RECORDS FOR PROCESSING:
* * *
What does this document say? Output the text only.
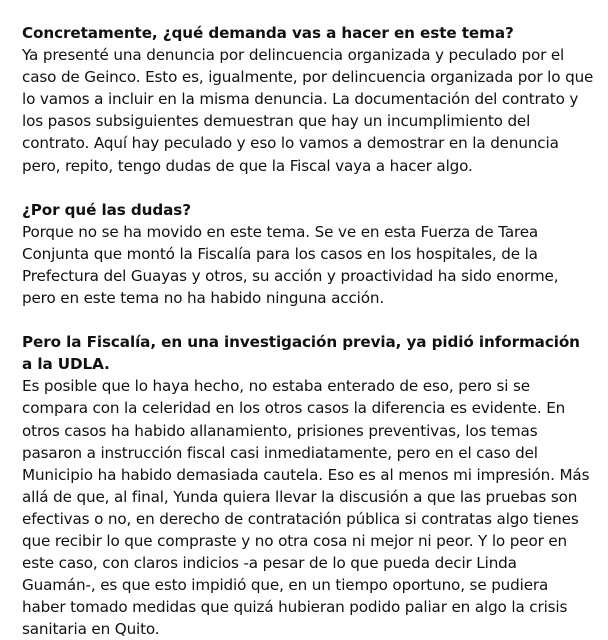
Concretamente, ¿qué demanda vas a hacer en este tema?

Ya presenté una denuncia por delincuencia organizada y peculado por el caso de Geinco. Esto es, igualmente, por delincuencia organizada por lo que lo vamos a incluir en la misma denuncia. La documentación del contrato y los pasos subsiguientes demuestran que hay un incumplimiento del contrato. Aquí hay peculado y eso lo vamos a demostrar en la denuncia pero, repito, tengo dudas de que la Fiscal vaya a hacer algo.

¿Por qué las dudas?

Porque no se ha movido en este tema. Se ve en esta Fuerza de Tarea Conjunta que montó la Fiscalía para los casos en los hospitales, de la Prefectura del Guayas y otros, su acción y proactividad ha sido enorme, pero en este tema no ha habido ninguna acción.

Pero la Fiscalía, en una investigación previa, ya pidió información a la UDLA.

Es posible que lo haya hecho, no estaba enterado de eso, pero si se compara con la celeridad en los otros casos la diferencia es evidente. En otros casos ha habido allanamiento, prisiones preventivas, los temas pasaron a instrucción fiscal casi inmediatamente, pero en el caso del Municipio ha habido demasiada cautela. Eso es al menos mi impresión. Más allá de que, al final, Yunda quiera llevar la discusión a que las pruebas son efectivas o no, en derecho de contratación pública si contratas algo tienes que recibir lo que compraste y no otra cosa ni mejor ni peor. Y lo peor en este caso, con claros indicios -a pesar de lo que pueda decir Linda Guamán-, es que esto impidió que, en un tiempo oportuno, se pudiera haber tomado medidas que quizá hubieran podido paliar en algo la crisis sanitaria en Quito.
* * *
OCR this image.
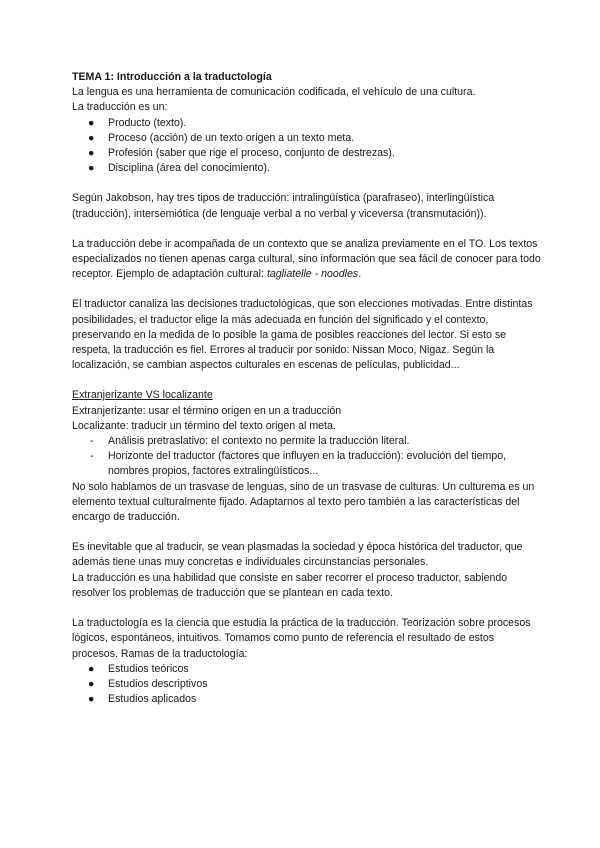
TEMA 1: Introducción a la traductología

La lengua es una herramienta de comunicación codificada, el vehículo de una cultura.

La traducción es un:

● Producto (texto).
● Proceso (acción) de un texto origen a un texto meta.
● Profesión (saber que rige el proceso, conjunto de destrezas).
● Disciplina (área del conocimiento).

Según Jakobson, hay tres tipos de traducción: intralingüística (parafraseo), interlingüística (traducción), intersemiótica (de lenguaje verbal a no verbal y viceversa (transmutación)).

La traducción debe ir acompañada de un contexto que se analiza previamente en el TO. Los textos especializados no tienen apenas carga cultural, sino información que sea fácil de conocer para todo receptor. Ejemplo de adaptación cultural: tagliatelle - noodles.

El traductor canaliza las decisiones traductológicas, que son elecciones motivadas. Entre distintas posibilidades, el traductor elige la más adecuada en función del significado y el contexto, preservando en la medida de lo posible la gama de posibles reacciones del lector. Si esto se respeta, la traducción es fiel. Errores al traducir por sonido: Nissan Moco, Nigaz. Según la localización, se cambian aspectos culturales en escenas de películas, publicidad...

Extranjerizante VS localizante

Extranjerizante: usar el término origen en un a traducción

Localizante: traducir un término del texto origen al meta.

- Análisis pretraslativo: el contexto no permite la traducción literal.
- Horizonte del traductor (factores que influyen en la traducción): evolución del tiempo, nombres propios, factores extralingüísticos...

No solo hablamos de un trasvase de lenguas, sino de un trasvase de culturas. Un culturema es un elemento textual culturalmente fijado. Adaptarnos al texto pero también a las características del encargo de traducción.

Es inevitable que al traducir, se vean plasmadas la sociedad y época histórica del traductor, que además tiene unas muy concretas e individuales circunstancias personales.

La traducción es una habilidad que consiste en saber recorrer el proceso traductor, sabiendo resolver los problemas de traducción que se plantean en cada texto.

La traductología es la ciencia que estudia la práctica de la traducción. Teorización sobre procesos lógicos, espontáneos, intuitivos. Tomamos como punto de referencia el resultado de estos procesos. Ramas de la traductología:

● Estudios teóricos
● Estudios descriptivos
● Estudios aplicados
* * *
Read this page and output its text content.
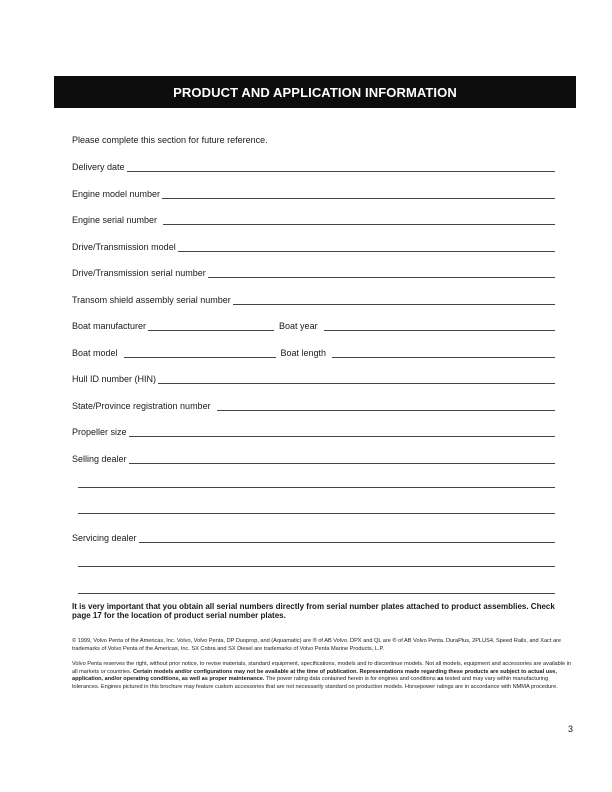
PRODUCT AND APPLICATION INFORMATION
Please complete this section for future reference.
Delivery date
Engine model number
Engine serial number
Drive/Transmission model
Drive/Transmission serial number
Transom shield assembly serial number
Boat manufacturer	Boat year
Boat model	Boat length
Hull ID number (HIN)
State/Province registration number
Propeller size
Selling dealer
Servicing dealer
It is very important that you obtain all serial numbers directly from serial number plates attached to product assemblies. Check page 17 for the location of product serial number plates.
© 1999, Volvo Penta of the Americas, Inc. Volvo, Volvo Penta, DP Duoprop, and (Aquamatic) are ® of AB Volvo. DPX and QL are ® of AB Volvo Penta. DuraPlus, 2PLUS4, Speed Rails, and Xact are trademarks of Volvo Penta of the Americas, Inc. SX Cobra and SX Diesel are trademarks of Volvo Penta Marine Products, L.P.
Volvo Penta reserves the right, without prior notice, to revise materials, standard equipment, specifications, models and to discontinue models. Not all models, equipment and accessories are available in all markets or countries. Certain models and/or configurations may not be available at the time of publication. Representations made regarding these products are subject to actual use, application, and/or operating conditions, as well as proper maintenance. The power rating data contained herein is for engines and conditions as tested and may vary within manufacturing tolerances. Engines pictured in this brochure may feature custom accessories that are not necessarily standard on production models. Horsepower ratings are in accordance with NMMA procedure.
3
* * *
DIRECTIVE: Copy every line from the entries that contains the word "sino".

SOLUTION TO THIS TASK:
La traducción debe ir acompañada de un contexto que se analiza previamente en el TO. Los textos especializados no tienen apenas carga cultural, sino información que sea fácil de conocer para todo receptor. Ejemplo de adaptación cultural: tagliatelle - noodles.
No solo hablamos de un trasvase de lenguas, sino de un trasvase de culturas. Un culturema es un elemento textual culturalmente fijado. Adaptarnos al texto pero también a las características del encargo de traducción.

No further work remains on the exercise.